■ **EXERCISE AIM**: Filter the entries that follow, copying every line in which the word "Fisheries" appears.

■ **DATA SHOWN**:
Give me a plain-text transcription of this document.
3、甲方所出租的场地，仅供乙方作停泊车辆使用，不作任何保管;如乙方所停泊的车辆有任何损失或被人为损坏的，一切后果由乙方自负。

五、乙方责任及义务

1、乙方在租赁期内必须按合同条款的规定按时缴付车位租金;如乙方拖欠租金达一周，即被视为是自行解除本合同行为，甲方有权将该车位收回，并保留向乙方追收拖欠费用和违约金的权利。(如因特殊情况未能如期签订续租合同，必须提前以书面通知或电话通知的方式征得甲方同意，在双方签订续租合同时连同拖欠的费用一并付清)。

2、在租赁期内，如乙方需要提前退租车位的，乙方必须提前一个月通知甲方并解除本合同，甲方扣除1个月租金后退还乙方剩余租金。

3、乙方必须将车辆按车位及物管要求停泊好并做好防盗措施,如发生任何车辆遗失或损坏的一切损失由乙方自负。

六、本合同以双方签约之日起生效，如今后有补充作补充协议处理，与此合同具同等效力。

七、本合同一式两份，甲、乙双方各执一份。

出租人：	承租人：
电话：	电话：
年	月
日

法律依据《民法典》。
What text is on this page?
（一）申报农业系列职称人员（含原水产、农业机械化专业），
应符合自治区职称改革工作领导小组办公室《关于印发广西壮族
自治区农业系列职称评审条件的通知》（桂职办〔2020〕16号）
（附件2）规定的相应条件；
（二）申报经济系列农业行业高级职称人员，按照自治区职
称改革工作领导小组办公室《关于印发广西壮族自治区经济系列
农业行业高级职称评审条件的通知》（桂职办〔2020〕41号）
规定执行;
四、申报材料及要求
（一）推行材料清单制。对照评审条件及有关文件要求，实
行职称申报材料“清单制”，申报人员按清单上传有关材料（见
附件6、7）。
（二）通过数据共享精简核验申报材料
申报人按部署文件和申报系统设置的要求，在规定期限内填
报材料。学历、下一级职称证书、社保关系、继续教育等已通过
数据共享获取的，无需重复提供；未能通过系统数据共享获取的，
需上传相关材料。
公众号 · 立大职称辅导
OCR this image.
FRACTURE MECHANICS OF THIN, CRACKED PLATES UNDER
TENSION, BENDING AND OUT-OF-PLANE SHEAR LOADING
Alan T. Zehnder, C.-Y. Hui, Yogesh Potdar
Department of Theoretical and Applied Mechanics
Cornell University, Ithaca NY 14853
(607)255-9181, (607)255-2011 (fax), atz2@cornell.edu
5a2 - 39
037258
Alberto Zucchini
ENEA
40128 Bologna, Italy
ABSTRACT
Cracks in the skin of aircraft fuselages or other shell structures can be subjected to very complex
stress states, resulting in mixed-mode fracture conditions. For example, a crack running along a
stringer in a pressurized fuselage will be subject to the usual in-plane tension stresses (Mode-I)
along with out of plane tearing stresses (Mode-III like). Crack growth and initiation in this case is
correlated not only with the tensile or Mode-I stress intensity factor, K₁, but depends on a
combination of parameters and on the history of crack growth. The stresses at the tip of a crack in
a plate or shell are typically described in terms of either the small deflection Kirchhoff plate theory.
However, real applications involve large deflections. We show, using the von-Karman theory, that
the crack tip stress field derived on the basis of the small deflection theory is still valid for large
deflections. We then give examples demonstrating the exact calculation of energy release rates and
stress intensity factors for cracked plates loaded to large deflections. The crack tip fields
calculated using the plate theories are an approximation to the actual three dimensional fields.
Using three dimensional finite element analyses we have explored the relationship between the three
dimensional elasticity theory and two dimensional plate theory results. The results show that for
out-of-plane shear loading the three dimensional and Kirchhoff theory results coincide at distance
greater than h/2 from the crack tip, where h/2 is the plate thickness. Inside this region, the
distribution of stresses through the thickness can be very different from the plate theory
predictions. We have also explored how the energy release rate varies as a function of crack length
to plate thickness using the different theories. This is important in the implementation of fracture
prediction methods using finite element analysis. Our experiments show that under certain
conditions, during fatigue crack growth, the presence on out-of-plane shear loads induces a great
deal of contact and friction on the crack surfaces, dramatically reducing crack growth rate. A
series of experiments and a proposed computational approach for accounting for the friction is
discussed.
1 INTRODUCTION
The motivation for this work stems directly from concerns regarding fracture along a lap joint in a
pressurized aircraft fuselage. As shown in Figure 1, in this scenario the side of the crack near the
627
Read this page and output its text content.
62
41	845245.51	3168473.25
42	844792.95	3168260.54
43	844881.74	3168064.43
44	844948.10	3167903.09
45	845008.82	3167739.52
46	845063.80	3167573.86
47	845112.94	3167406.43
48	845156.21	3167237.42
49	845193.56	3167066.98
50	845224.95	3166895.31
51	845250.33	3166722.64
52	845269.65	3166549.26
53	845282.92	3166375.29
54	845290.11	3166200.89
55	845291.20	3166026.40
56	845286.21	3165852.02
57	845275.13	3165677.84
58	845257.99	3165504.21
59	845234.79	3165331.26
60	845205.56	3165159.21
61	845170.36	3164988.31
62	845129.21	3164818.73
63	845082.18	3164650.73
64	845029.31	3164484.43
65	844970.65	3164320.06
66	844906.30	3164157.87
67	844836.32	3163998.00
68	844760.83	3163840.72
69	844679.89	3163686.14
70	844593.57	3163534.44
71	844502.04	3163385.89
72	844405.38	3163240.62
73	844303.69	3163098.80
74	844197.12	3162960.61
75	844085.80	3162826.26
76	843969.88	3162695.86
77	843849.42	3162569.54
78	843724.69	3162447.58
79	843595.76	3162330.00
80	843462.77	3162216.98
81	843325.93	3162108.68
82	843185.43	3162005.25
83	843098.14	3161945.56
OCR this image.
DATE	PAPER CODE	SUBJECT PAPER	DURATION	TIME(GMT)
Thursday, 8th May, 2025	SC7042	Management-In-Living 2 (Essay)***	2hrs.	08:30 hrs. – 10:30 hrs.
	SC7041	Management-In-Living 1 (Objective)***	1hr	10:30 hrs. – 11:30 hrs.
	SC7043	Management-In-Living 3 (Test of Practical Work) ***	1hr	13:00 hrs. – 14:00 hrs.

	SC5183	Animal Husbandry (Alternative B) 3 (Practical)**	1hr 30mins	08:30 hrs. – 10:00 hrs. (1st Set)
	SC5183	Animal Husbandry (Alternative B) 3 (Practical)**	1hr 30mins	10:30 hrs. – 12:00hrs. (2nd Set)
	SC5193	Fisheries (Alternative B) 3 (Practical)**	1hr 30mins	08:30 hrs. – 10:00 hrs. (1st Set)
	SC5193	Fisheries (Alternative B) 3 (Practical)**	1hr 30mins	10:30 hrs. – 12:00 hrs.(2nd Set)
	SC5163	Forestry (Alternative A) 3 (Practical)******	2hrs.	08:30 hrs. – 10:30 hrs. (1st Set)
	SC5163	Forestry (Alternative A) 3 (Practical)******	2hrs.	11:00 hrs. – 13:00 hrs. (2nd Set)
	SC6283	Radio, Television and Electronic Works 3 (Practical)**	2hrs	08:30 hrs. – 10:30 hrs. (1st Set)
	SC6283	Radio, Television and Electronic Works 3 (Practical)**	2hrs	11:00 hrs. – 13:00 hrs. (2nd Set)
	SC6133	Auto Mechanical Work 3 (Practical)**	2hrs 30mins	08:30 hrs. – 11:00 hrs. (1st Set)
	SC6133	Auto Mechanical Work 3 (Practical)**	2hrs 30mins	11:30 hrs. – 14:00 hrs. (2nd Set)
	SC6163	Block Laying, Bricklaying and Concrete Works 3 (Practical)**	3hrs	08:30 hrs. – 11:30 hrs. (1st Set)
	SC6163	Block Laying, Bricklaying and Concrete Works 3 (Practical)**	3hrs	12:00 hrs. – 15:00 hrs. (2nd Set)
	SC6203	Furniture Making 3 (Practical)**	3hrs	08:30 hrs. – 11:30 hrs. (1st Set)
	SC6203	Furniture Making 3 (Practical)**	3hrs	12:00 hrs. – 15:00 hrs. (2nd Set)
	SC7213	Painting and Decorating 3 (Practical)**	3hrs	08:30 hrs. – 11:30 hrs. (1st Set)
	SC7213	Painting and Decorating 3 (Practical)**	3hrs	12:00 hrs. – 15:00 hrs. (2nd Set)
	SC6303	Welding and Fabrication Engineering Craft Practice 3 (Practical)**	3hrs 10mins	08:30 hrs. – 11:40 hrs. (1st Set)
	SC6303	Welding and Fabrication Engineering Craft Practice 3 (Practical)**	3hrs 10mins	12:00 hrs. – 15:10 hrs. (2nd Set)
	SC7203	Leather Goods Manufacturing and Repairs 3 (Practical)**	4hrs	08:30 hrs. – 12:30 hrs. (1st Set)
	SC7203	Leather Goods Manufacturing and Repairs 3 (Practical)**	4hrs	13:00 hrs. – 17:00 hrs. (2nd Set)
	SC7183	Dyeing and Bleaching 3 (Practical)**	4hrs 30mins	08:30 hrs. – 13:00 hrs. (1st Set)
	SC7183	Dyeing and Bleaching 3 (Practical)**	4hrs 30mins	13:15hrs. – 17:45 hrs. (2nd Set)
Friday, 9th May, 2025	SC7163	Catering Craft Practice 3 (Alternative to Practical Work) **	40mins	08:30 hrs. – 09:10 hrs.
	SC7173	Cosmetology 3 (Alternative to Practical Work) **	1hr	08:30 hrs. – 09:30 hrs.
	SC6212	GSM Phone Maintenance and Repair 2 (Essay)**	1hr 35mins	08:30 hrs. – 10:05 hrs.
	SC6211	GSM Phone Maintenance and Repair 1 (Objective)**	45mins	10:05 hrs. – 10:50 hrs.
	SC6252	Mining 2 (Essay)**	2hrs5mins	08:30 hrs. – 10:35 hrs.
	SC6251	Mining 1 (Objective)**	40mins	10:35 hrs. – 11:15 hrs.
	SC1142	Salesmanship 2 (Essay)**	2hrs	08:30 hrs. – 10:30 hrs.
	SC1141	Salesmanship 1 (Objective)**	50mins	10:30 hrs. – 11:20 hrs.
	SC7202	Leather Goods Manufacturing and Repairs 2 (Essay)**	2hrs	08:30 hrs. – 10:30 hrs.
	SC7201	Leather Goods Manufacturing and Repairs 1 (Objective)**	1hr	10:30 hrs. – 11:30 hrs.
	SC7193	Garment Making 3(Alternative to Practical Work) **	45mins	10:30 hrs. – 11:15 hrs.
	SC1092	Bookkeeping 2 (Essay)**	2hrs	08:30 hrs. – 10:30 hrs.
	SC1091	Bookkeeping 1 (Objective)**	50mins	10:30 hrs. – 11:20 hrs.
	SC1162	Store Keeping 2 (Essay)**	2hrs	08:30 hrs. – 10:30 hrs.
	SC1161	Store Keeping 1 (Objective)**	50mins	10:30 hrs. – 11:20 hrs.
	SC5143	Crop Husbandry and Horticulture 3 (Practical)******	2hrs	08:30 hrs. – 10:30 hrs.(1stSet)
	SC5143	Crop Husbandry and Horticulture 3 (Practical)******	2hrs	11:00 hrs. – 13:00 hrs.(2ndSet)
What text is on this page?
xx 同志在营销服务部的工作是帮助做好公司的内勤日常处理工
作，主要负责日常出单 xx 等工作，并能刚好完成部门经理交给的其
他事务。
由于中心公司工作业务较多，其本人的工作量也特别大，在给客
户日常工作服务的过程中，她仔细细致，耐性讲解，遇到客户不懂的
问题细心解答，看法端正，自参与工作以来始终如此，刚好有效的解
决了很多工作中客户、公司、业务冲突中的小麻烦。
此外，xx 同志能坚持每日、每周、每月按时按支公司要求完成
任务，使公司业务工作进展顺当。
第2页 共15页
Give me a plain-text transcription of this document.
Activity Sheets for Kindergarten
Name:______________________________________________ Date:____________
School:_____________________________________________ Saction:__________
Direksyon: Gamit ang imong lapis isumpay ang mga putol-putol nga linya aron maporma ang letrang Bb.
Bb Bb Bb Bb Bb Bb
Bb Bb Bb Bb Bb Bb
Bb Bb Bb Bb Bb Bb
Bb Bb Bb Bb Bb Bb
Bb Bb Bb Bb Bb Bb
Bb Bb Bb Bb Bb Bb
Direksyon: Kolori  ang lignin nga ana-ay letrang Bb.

■ **RESPONSE TO THE EXERCISE**:
	SC5193	Fisheries (Alternative B) 3 (Practical)**	1hr 30mins	08:30 hrs. – 10:00 hrs. (1st Set)
	SC5193	Fisheries (Alternative B) 3 (Practical)**	1hr 30mins	10:30 hrs. – 12:00 hrs.(2nd Set)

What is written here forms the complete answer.